-- PROVIDED RECORDS start --

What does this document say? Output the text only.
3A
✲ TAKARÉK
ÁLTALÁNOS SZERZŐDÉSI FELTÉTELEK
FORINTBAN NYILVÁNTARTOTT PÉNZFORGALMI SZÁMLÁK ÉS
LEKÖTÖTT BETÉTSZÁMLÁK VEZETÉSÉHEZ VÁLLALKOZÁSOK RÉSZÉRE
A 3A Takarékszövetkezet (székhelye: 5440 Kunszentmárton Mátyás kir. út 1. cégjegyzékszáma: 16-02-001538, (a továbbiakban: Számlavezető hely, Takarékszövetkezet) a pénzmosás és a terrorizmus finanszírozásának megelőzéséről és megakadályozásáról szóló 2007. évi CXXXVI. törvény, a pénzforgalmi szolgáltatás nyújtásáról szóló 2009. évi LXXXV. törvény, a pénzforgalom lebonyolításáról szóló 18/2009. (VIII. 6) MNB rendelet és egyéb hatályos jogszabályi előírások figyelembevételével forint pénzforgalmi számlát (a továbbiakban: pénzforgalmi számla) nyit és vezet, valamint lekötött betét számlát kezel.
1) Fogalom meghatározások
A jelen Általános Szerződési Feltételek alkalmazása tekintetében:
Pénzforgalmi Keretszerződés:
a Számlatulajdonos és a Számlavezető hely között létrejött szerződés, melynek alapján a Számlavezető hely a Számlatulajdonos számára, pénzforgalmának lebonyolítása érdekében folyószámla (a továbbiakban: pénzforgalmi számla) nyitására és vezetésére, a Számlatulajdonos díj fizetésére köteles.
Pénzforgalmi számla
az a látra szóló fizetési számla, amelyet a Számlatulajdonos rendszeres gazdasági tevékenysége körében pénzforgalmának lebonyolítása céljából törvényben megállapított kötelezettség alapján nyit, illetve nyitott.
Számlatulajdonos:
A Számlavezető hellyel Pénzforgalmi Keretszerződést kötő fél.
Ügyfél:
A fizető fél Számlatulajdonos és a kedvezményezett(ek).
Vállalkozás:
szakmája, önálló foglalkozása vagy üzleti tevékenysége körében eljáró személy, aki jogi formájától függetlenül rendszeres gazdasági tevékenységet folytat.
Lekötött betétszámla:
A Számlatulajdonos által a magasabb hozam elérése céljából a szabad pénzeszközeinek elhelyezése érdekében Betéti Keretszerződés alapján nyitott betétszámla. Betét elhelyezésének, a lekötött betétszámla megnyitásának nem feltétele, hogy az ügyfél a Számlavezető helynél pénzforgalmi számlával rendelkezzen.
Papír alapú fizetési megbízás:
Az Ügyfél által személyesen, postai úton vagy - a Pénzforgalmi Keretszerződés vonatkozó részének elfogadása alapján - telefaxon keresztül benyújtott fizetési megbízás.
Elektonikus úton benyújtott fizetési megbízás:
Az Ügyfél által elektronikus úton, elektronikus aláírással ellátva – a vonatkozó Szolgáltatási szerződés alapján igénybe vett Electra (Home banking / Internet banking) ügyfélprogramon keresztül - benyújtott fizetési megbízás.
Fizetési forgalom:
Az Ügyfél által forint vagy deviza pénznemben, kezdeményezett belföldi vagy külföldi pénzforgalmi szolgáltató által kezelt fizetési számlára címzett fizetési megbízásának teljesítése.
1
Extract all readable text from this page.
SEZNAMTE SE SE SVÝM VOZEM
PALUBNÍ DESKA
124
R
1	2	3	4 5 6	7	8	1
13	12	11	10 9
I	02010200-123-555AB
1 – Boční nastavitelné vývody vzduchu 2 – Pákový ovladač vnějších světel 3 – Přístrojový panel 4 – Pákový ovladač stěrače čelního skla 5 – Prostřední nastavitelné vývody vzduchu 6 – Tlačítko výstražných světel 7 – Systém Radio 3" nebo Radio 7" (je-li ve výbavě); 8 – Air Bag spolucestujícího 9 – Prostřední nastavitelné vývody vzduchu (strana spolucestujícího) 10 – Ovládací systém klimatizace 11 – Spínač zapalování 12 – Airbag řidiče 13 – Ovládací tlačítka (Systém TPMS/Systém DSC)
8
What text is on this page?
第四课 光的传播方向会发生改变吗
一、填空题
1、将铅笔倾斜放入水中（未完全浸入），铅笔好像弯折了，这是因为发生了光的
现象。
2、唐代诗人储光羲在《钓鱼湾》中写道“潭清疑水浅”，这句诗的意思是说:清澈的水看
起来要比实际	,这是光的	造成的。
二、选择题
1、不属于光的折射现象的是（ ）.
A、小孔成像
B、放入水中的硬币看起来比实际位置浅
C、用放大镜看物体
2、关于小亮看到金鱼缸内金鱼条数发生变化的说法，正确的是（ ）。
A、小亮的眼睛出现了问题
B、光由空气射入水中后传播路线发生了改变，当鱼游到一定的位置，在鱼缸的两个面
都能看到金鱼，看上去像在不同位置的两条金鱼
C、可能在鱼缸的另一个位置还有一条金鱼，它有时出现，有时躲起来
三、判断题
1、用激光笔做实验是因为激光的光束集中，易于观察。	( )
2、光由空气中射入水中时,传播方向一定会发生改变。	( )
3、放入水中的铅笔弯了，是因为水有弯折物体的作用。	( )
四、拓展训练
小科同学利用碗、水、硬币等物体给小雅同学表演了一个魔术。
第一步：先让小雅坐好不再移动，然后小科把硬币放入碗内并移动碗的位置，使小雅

-- PROVIDED RECORDS end --

AIM OF THE EXERCISE:
Only the number is wanted: how many lines of the data contain the word "vagy"?

ANSWER TO THE PROBLEM:
3